**Task details**
Reproduce the data exactly.
-- begin --
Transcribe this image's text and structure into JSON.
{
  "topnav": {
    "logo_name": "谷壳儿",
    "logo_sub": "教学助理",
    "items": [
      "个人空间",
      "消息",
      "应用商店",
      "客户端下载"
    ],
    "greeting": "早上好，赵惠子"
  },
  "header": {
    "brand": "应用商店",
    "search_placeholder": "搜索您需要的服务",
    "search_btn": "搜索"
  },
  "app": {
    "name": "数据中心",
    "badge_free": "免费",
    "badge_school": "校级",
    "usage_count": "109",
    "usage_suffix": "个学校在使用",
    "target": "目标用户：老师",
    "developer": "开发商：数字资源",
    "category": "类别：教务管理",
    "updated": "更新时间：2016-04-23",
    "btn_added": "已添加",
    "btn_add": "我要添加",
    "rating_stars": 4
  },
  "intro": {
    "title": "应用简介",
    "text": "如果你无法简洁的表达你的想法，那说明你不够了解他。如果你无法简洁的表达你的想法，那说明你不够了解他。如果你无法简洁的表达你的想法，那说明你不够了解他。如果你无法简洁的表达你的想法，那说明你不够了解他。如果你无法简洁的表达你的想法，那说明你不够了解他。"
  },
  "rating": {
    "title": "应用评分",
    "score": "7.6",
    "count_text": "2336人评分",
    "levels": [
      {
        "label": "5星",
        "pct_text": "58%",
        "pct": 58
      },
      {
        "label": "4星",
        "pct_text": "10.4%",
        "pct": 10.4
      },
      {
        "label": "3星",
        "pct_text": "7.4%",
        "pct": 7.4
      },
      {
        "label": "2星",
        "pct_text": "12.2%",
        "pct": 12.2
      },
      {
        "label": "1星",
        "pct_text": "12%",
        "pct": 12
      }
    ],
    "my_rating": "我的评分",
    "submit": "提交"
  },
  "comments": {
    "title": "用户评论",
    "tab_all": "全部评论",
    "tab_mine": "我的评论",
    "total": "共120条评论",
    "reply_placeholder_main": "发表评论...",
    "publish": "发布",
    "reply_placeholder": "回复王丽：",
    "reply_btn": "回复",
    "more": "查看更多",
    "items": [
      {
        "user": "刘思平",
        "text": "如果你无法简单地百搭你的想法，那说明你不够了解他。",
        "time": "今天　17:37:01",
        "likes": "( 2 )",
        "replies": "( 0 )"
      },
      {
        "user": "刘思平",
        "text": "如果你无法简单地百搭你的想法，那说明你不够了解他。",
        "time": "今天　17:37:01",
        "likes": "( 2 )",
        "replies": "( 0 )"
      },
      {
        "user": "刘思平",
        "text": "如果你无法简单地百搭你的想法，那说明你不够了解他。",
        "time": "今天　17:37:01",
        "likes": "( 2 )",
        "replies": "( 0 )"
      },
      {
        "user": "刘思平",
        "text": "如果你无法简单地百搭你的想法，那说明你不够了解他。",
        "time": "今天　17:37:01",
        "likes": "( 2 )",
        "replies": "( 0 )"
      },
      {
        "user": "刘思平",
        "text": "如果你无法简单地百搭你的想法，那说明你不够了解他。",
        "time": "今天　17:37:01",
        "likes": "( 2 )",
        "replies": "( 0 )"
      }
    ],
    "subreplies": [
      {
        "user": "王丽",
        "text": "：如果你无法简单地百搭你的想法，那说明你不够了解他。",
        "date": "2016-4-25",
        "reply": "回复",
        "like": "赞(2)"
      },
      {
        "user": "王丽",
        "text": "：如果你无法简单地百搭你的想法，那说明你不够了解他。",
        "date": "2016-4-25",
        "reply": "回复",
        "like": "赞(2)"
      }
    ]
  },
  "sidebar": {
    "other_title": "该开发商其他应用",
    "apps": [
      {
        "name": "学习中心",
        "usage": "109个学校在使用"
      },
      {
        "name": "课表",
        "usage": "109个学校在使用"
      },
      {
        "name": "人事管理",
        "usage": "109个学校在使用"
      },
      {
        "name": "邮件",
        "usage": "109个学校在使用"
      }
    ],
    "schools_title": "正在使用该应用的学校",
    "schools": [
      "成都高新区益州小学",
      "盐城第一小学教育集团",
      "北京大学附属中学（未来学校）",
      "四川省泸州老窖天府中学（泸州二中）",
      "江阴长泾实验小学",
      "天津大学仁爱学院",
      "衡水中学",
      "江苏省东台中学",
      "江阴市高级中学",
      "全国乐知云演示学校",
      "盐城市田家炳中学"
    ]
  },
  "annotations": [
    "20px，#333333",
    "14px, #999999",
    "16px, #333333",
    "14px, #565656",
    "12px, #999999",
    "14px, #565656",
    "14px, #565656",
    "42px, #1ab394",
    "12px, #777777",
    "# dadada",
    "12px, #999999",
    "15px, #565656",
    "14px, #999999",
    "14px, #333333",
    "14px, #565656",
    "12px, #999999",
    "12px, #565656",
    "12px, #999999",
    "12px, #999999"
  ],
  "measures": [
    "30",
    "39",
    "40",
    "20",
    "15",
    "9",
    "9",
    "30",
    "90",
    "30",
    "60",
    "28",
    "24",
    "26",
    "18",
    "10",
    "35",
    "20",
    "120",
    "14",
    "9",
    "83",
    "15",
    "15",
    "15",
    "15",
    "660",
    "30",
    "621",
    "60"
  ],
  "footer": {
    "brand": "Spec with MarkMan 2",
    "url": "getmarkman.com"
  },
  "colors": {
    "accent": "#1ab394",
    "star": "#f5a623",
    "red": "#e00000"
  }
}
-- end --
**Answer below**
Transcribe this image's text and structure into JSON.
{
  "topnav": {
    "logo_name": "谷壳儿",
    "logo_sub": "教学助理",
    "items": [
      "个人空间",
      "消息",
      "应用商店",
      "客户端下载"
    ],
    "greeting": "早上好，赵惠子"
  },
  "header": {
    "brand": "应用商店",
    "search_placeholder": "搜索您需要的服务",
    "search_btn": "搜索"
  },
  "app": {
    "name": "数据中心",
    "badge_free": "免费",
    "badge_school": "校级",
    "usage_count": "109",
    "usage_suffix": "个学校在使用",
    "target": "目标用户：老师",
    "developer": "开发商：数字资源",
    "category": "类别：教务管理",
    "updated": "更新时间：2016-04-23",
    "btn_added": "已添加",
    "btn_add": "我要添加",
    "rating_stars": 4
  },
  "intro": {
    "title": "应用简介",
    "text": "如果你无法简洁的表达你的想法，那说明你不够了解他。如果你无法简洁的表达你的想法，那说明你不够了解他。如果你无法简洁的表达你的想法，那说明你不够了解他。如果你无法简洁的表达你的想法，那说明你不够了解他。如果你无法简洁的表达你的想法，那说明你不够了解他。"
  },
  "rating": {
    "title": "应用评分",
    "score": "7.6",
    "count_text": "2336人评分",
    "levels": [
      {
        "label": "5星",
        "pct_text": "58%",
        "pct": 58
      },
      {
        "label": "4星",
        "pct_text": "10.4%",
        "pct": 10.4
      },
      {
        "label": "3星",
        "pct_text": "7.4%",
        "pct": 7.4
      },
      {
        "label": "2星",
        "pct_text": "12.2%",
        "pct": 12.2
      },
      {
        "label": "1星",
        "pct_text": "12%",
        "pct": 12
      }
    ],
    "my_rating": "我的评分",
    "submit": "提交"
  },
  "comments": {
    "title": "用户评论",
    "tab_all": "全部评论",
    "tab_mine": "我的评论",
    "total": "共120条评论",
    "reply_placeholder_main": "发表评论...",
    "publish": "发布",
    "reply_placeholder": "回复王丽：",
    "reply_btn": "回复",
    "more": "查看更多",
    "items": [
      {
        "user": "刘思平",
        "text": "如果你无法简单地百搭你的想法，那说明你不够了解他。",
        "time": "今天　17:37:01",
        "likes": "( 2 )",
        "replies": "( 0 )"
      },
      {
        "user": "刘思平",
        "text": "如果你无法简单地百搭你的想法，那说明你不够了解他。",
        "time": "今天　17:37:01",
        "likes": "( 2 )",
        "replies": "( 0 )"
      },
      {
        "user": "刘思平",
        "text": "如果你无法简单地百搭你的想法，那说明你不够了解他。",
        "time": "今天　17:37:01",
        "likes": "( 2 )",
        "replies": "( 0 )"
      },
      {
        "user": "刘思平",
        "text": "如果你无法简单地百搭你的想法，那说明你不够了解他。",
        "time": "今天　17:37:01",
        "likes": "( 2 )",
        "replies": "( 0 )"
      },
      {
        "user": "刘思平",
        "text": "如果你无法简单地百搭你的想法，那说明你不够了解他。",
        "time": "今天　17:37:01",
        "likes": "( 2 )",
        "replies": "( 0 )"
      }
    ],
    "subreplies": [
      {
        "user": "王丽",
        "text": "：如果你无法简单地百搭你的想法，那说明你不够了解他。",
        "date": "2016-4-25",
        "reply": "回复",
        "like": "赞(2)"
      },
      {
        "user": "王丽",
        "text": "：如果你无法简单地百搭你的想法，那说明你不够了解他。",
        "date": "2016-4-25",
        "reply": "回复",
        "like": "赞(2)"
      }
    ]
  },
  "sidebar": {
    "other_title": "该开发商其他应用",
    "apps": [
      {
        "name": "学习中心",
        "usage": "109个学校在使用"
      },
      {
        "name": "课表",
        "usage": "109个学校在使用"
      },
      {
        "name": "人事管理",
        "usage": "109个学校在使用"
      },
      {
        "name": "邮件",
        "usage": "109个学校在使用"
      }
    ],
    "schools_title": "正在使用该应用的学校",
    "schools": [
      "成都高新区益州小学",
      "盐城第一小学教育集团",
      "北京大学附属中学（未来学校）",
      "四川省泸州老窖天府中学（泸州二中）",
      "江阴长泾实验小学",
      "天津大学仁爱学院",
      "衡水中学",
      "江苏省东台中学",
      "江阴市高级中学",
      "全国乐知云演示学校",
      "盐城市田家炳中学"
    ]
  },
  "annotations": [
    "20px，#333333",
    "14px, #999999",
    "16px, #333333",
    "14px, #565656",
    "12px, #999999",
    "14px, #565656",
    "14px, #565656",
    "42px, #1ab394",
    "12px, #777777",
    "# dadada",
    "12px, #999999",
    "15px, #565656",
    "14px, #999999",
    "14px, #333333",
    "14px, #565656",
    "12px, #999999",
    "12px, #565656",
    "12px, #999999",
    "12px, #999999"
  ],
  "measures": [
    "30",
    "39",
    "40",
    "20",
    "15",
    "9",
    "9",
    "30",
    "90",
    "30",
    "60",
    "28",
    "24",
    "26",
    "18",
    "10",
    "35",
    "20",
    "120",
    "14",
    "9",
    "83",
    "15",
    "15",
    "15",
    "15",
    "660",
    "30",
    "621",
    "60"
  ],
  "footer": {
    "brand": "Spec with MarkMan 2",
    "url": "getmarkman.com"
  },
  "colors": {
    "accent": "#1ab394",
    "star": "#f5a623",
    "red": "#e00000"
  }
}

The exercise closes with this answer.